Supplied entries:
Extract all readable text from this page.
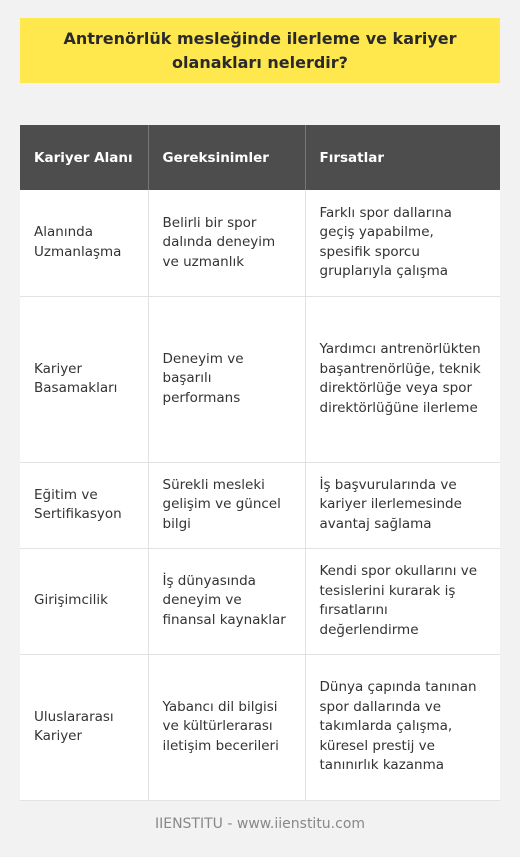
Antrenörlük mesleğinde ilerleme ve kariyer olanakları nelerdir?
Kariyer Alanı	Gereksinimler	Fırsatlar
Alanında Uzmanlaşma	Belirli bir spor dalında deneyim ve uzmanlık	Farklı spor dallarına geçiş yapabilme, spesifik sporcu gruplarıyla çalışma
Kariyer Basamakları	Deneyim ve başarılı performans	Yardımcı antrenörlükten başantrenörlüğe, teknik direktörlüğe veya spor direktörlüğüne ilerleme
Eğitim ve Sertifikasyon	Sürekli mesleki gelişim ve güncel bilgi	İş başvurularında ve kariyer ilerlemesinde avantaj sağlama
Girişimcilik	İş dünyasında deneyim ve finansal kaynaklar	Kendi spor okullarını ve tesislerini kurarak iş fırsatlarını değerlendirme
Uluslararası Kariyer	Yabancı dil bilgisi ve kültürlerarası iletişim becerileri	Dünya çapında tanınan spor dallarında ve takımlarda çalışma, küresel prestij ve tanınırlık kazanma
IIENSTITU - www.iienstitu.com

Task to complete: Pictures are not part of the copy; output everything else in the records exactly.

Output for this task:
Extract all readable text from this page.
Antrenörlük mesleğinde ilerleme ve kariyer olanakları nelerdir?
Kariyer Alanı	Gereksinimler	Fırsatlar
Alanında Uzmanlaşma	Belirli bir spor dalında deneyim ve uzmanlık	Farklı spor dallarına geçiş yapabilme, spesifik sporcu gruplarıyla çalışma
Kariyer Basamakları	Deneyim ve başarılı performans	Yardımcı antrenörlükten başantrenörlüğe, teknik direktörlüğe veya spor direktörlüğüne ilerleme
Eğitim ve Sertifikasyon	Sürekli mesleki gelişim ve güncel bilgi	İş başvurularında ve kariyer ilerlemesinde avantaj sağlama
Girişimcilik	İş dünyasında deneyim ve finansal kaynaklar	Kendi spor okullarını ve tesislerini kurarak iş fırsatlarını değerlendirme
Uluslararası Kariyer	Yabancı dil bilgisi ve kültürlerarası iletişim becerileri	Dünya çapında tanınan spor dallarında ve takımlarda çalışma, küresel prestij ve tanınırlık kazanma
IIENSTITU - www.iienstitu.com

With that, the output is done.